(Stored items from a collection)
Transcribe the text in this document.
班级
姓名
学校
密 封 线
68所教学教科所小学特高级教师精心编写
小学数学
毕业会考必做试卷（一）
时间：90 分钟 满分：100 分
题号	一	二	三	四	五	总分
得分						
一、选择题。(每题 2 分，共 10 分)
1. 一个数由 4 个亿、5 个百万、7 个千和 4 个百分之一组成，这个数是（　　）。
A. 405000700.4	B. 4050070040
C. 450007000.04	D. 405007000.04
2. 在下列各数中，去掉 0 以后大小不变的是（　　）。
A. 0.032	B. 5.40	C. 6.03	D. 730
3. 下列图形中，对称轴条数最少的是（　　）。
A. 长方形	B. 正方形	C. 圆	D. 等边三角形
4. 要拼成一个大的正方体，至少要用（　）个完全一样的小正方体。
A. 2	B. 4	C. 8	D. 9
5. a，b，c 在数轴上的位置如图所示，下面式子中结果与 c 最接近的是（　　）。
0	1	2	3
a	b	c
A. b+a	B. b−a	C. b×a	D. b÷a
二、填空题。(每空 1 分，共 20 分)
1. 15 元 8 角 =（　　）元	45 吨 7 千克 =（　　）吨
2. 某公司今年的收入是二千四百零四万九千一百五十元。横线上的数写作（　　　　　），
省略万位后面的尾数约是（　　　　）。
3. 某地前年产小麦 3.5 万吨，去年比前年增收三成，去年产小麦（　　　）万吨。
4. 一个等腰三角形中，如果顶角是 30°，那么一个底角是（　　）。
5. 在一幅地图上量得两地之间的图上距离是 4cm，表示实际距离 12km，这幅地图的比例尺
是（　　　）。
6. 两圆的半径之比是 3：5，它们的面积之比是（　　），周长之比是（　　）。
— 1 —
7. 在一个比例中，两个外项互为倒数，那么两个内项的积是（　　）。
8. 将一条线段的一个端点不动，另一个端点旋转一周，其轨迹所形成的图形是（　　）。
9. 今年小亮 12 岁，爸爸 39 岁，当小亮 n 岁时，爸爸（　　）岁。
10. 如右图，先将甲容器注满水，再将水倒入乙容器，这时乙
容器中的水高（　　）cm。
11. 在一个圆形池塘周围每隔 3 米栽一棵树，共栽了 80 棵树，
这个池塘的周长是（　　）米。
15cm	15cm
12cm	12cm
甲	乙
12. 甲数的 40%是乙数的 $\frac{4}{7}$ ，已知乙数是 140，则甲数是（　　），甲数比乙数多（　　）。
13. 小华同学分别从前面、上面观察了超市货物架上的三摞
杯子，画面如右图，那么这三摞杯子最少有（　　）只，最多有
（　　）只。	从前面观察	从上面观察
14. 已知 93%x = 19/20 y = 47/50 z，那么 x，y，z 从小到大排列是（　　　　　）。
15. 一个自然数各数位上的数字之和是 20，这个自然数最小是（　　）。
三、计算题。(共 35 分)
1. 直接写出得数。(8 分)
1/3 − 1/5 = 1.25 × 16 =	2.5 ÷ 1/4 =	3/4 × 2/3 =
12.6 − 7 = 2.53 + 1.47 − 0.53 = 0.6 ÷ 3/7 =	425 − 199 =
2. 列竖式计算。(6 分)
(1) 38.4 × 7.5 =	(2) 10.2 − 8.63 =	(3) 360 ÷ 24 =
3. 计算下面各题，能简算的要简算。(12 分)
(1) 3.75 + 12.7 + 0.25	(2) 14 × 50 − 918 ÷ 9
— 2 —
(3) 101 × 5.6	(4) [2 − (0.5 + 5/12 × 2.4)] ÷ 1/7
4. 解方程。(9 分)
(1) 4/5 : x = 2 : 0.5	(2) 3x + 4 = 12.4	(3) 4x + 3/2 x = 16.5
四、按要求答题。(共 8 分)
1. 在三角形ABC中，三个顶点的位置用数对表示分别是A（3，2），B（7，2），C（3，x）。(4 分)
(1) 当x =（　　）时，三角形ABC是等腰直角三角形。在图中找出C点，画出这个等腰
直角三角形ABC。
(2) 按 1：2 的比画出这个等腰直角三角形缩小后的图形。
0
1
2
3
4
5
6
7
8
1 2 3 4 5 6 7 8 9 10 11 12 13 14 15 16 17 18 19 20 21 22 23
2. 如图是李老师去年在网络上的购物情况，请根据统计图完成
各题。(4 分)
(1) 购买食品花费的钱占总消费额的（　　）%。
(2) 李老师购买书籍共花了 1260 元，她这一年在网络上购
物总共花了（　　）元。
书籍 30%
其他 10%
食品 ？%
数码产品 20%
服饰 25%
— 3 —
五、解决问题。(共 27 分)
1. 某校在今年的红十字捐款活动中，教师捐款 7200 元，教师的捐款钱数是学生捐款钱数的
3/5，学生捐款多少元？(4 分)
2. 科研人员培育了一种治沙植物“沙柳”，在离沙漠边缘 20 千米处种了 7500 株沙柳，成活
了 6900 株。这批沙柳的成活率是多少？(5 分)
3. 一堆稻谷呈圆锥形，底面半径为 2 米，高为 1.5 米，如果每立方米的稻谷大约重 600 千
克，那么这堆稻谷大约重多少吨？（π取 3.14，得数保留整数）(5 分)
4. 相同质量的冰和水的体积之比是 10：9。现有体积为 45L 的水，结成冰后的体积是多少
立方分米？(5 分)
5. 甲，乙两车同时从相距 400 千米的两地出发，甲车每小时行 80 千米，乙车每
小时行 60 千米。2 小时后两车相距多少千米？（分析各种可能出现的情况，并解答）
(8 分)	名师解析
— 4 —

__WHAT IS ASKED__
Each line of the material must be restated exactly.

__WRITTEN SOLUTION__
Transcribe the text in this document.
班级
姓名
学校
密 封 线
68所教学教科所小学特高级教师精心编写
小学数学
毕业会考必做试卷（一）
时间：90 分钟 满分：100 分
题号	一	二	三	四	五	总分
得分						
一、选择题。(每题 2 分，共 10 分)
1. 一个数由 4 个亿、5 个百万、7 个千和 4 个百分之一组成，这个数是（　　）。
A. 405000700.4	B. 4050070040
C. 450007000.04	D. 405007000.04
2. 在下列各数中，去掉 0 以后大小不变的是（　　）。
A. 0.032	B. 5.40	C. 6.03	D. 730
3. 下列图形中，对称轴条数最少的是（　　）。
A. 长方形	B. 正方形	C. 圆	D. 等边三角形
4. 要拼成一个大的正方体，至少要用（　）个完全一样的小正方体。
A. 2	B. 4	C. 8	D. 9
5. a，b，c 在数轴上的位置如图所示，下面式子中结果与 c 最接近的是（　　）。
0	1	2	3
a	b	c
A. b+a	B. b−a	C. b×a	D. b÷a
二、填空题。(每空 1 分，共 20 分)
1. 15 元 8 角 =（　　）元	45 吨 7 千克 =（　　）吨
2. 某公司今年的收入是二千四百零四万九千一百五十元。横线上的数写作（　　　　　），
省略万位后面的尾数约是（　　　　）。
3. 某地前年产小麦 3.5 万吨，去年比前年增收三成，去年产小麦（　　　）万吨。
4. 一个等腰三角形中，如果顶角是 30°，那么一个底角是（　　）。
5. 在一幅地图上量得两地之间的图上距离是 4cm，表示实际距离 12km，这幅地图的比例尺
是（　　　）。
6. 两圆的半径之比是 3：5，它们的面积之比是（　　），周长之比是（　　）。
— 1 —
7. 在一个比例中，两个外项互为倒数，那么两个内项的积是（　　）。
8. 将一条线段的一个端点不动，另一个端点旋转一周，其轨迹所形成的图形是（　　）。
9. 今年小亮 12 岁，爸爸 39 岁，当小亮 n 岁时，爸爸（　　）岁。
10. 如右图，先将甲容器注满水，再将水倒入乙容器，这时乙
容器中的水高（　　）cm。
11. 在一个圆形池塘周围每隔 3 米栽一棵树，共栽了 80 棵树，
这个池塘的周长是（　　）米。
15cm	15cm
12cm	12cm
甲	乙
12. 甲数的 40%是乙数的 $\frac{4}{7}$ ，已知乙数是 140，则甲数是（　　），甲数比乙数多（　　）。
13. 小华同学分别从前面、上面观察了超市货物架上的三摞
杯子，画面如右图，那么这三摞杯子最少有（　　）只，最多有
（　　）只。	从前面观察	从上面观察
14. 已知 93%x = 19/20 y = 47/50 z，那么 x，y，z 从小到大排列是（　　　　　）。
15. 一个自然数各数位上的数字之和是 20，这个自然数最小是（　　）。
三、计算题。(共 35 分)
1. 直接写出得数。(8 分)
1/3 − 1/5 = 1.25 × 16 =	2.5 ÷ 1/4 =	3/4 × 2/3 =
12.6 − 7 = 2.53 + 1.47 − 0.53 = 0.6 ÷ 3/7 =	425 − 199 =
2. 列竖式计算。(6 分)
(1) 38.4 × 7.5 =	(2) 10.2 − 8.63 =	(3) 360 ÷ 24 =
3. 计算下面各题，能简算的要简算。(12 分)
(1) 3.75 + 12.7 + 0.25	(2) 14 × 50 − 918 ÷ 9
— 2 —
(3) 101 × 5.6	(4) [2 − (0.5 + 5/12 × 2.4)] ÷ 1/7
4. 解方程。(9 分)
(1) 4/5 : x = 2 : 0.5	(2) 3x + 4 = 12.4	(3) 4x + 3/2 x = 16.5
四、按要求答题。(共 8 分)
1. 在三角形ABC中，三个顶点的位置用数对表示分别是A（3，2），B（7，2），C（3，x）。(4 分)
(1) 当x =（　　）时，三角形ABC是等腰直角三角形。在图中找出C点，画出这个等腰
直角三角形ABC。
(2) 按 1：2 的比画出这个等腰直角三角形缩小后的图形。
0
1
2
3
4
5
6
7
8
1 2 3 4 5 6 7 8 9 10 11 12 13 14 15 16 17 18 19 20 21 22 23
2. 如图是李老师去年在网络上的购物情况，请根据统计图完成
各题。(4 分)
(1) 购买食品花费的钱占总消费额的（　　）%。
(2) 李老师购买书籍共花了 1260 元，她这一年在网络上购
物总共花了（　　）元。
书籍 30%
其他 10%
食品 ？%
数码产品 20%
服饰 25%
— 3 —
五、解决问题。(共 27 分)
1. 某校在今年的红十字捐款活动中，教师捐款 7200 元，教师的捐款钱数是学生捐款钱数的
3/5，学生捐款多少元？(4 分)
2. 科研人员培育了一种治沙植物“沙柳”，在离沙漠边缘 20 千米处种了 7500 株沙柳，成活
了 6900 株。这批沙柳的成活率是多少？(5 分)
3. 一堆稻谷呈圆锥形，底面半径为 2 米，高为 1.5 米，如果每立方米的稻谷大约重 600 千
克，那么这堆稻谷大约重多少吨？（π取 3.14，得数保留整数）(5 分)
4. 相同质量的冰和水的体积之比是 10：9。现有体积为 45L 的水，结成冰后的体积是多少
立方分米？(5 分)
5. 甲，乙两车同时从相距 400 千米的两地出发，甲车每小时行 80 千米，乙车每
小时行 60 千米。2 小时后两车相距多少千米？（分析各种可能出现的情况，并解答）
(8 分)	名师解析
— 4 —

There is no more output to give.